• Records for the exercise
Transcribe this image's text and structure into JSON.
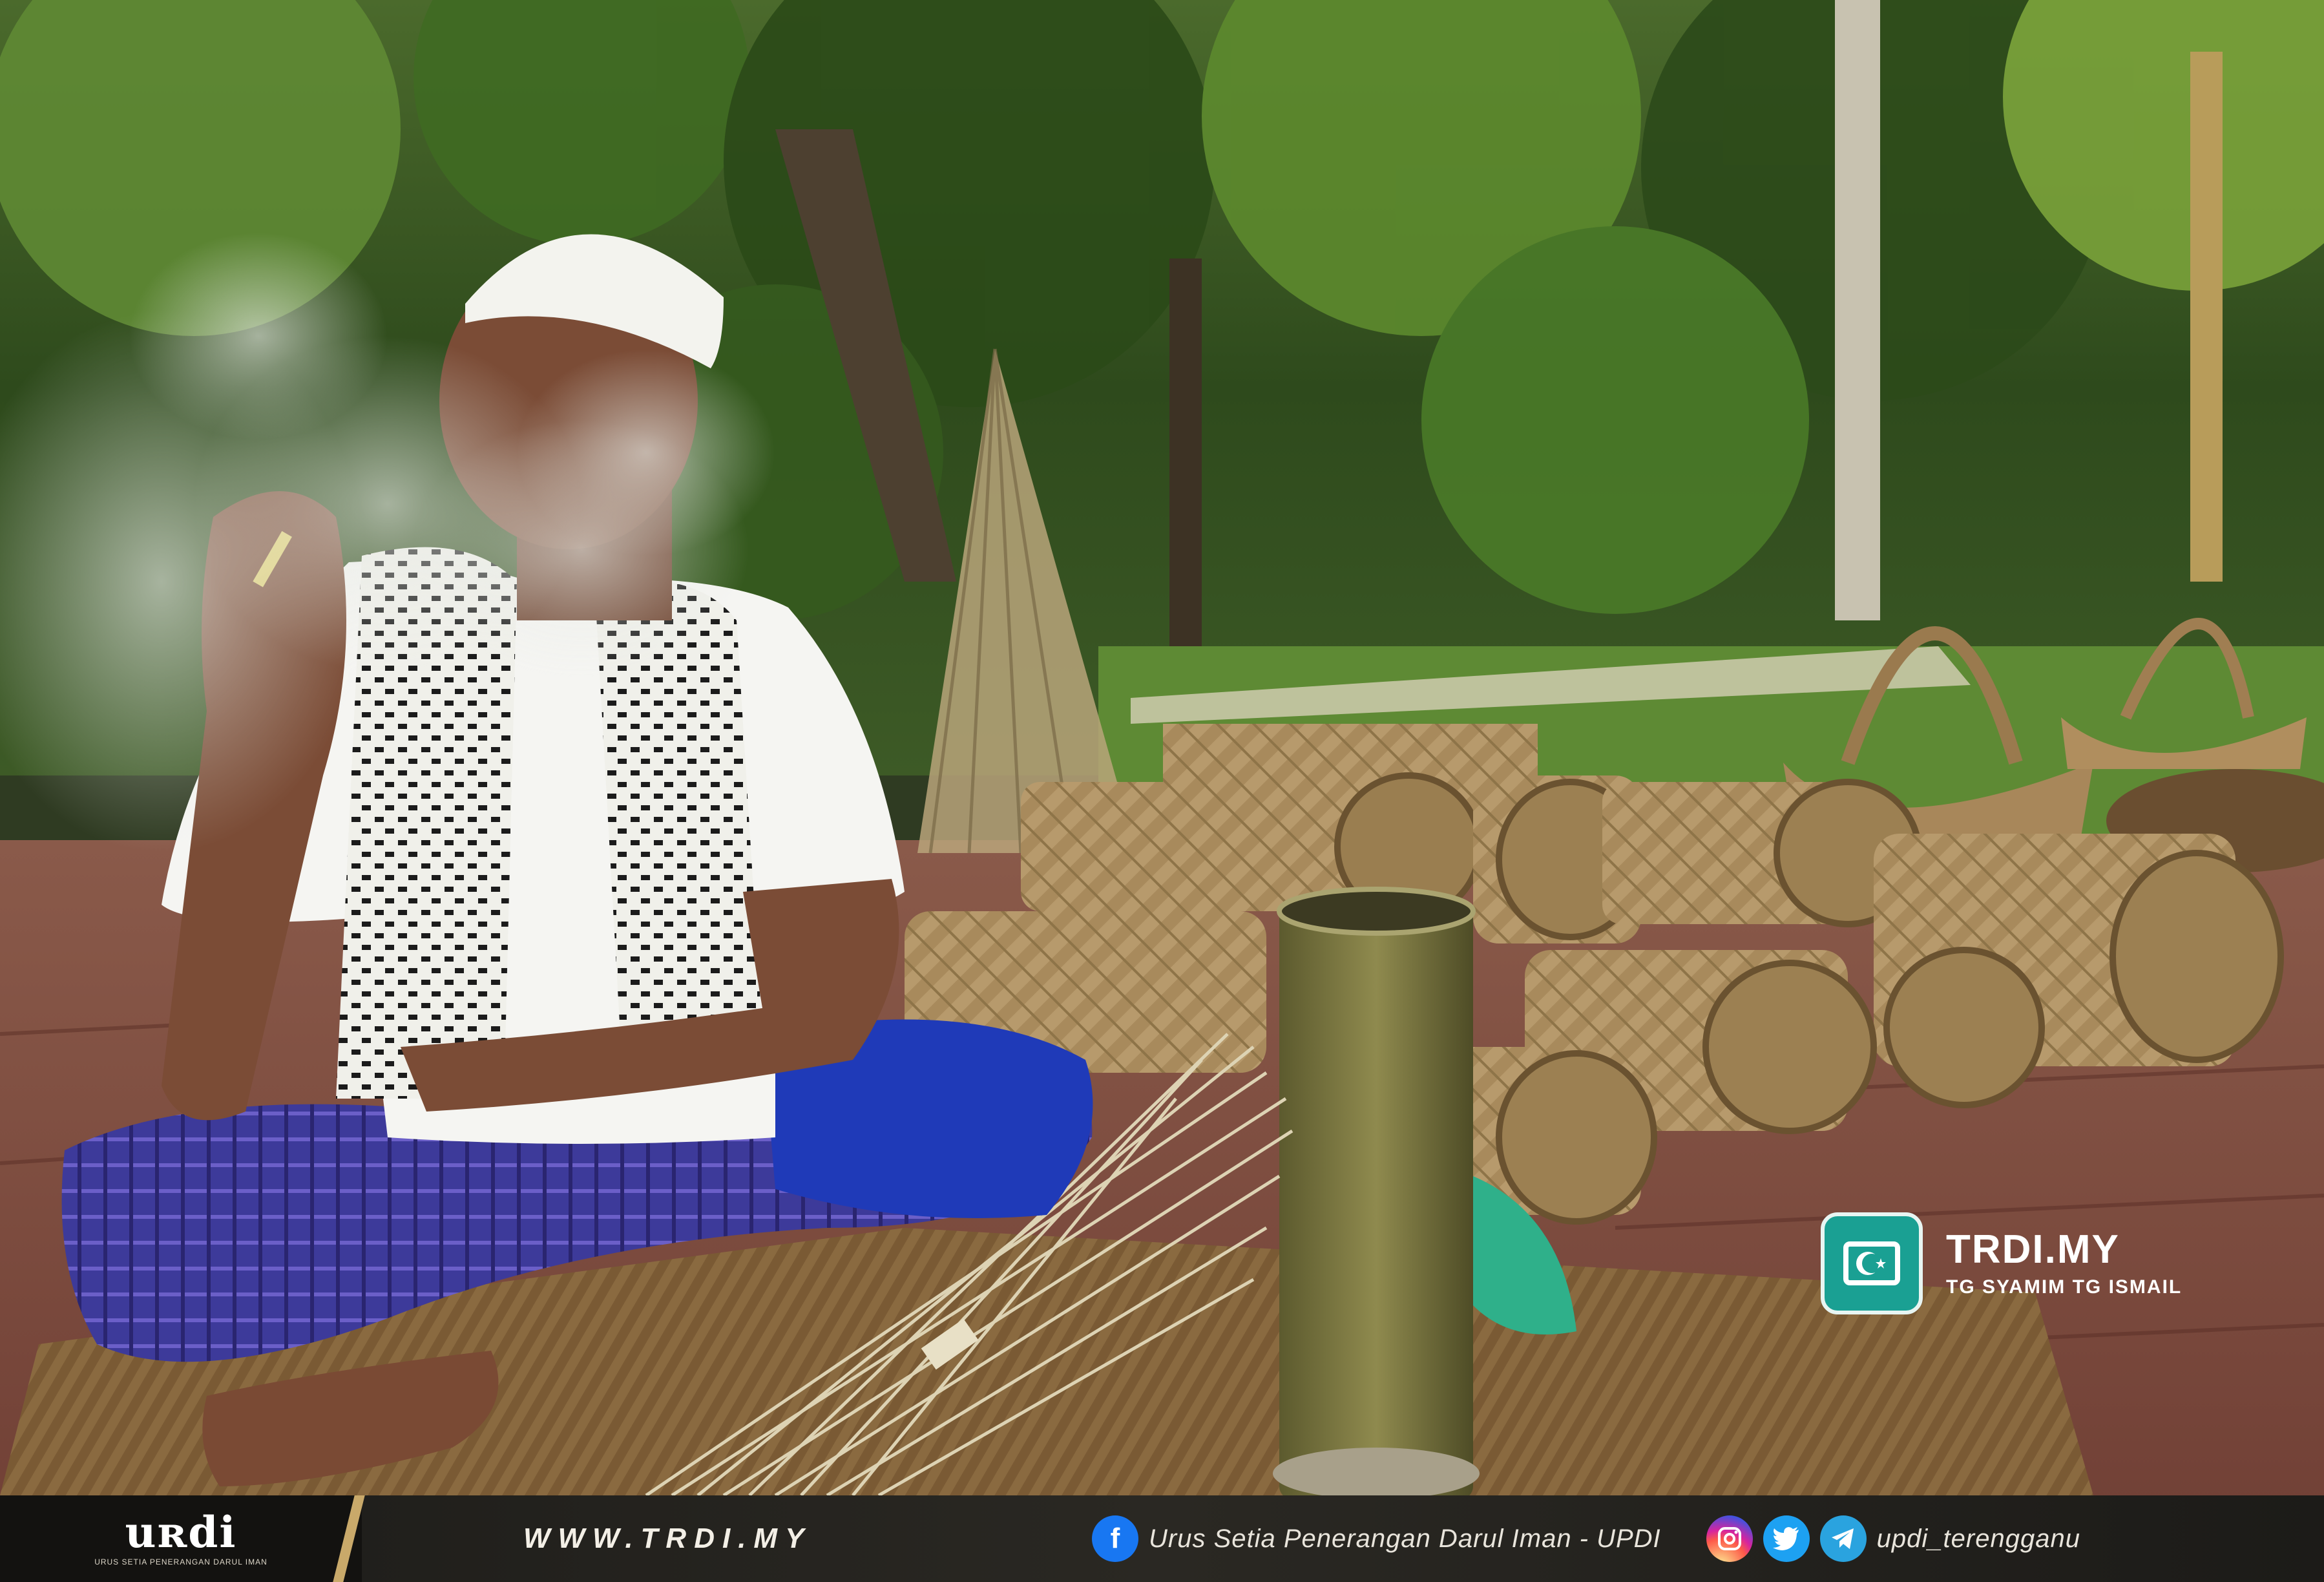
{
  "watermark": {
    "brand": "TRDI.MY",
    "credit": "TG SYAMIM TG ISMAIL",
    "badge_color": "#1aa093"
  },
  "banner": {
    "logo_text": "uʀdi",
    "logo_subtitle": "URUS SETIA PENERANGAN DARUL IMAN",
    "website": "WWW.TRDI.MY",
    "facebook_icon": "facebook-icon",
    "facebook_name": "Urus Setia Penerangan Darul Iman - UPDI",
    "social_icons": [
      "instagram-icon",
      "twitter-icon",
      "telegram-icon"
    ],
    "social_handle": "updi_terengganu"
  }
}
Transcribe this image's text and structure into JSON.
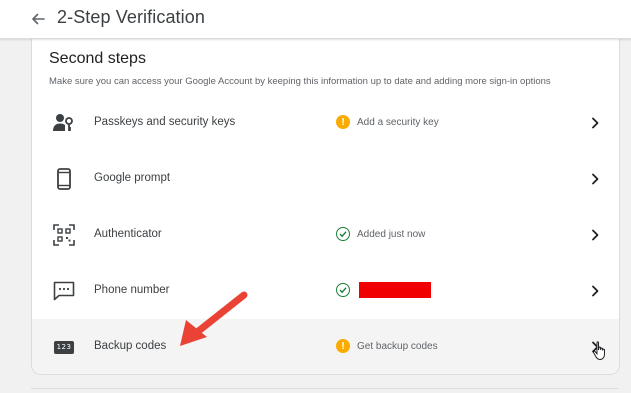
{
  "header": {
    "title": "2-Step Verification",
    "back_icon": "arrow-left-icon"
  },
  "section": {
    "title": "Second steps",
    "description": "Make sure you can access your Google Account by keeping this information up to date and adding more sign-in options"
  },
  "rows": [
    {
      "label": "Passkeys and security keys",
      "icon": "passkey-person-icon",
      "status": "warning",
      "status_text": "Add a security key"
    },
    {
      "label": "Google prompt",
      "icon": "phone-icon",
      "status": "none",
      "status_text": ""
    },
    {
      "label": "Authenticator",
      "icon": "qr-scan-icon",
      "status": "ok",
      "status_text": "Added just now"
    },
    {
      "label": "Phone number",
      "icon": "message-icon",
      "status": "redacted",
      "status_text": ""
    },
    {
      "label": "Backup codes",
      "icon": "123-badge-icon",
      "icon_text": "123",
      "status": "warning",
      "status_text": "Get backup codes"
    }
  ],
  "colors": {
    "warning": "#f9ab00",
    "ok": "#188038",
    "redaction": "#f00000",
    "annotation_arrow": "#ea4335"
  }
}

• Exercise
Reproduce every line from the entries that holds the word "label".

• Exercise result
      "label": "Passkeys and security keys",
      "label": "Google prompt",
      "label": "Authenticator",
      "label": "Phone number",
      "label": "Backup codes",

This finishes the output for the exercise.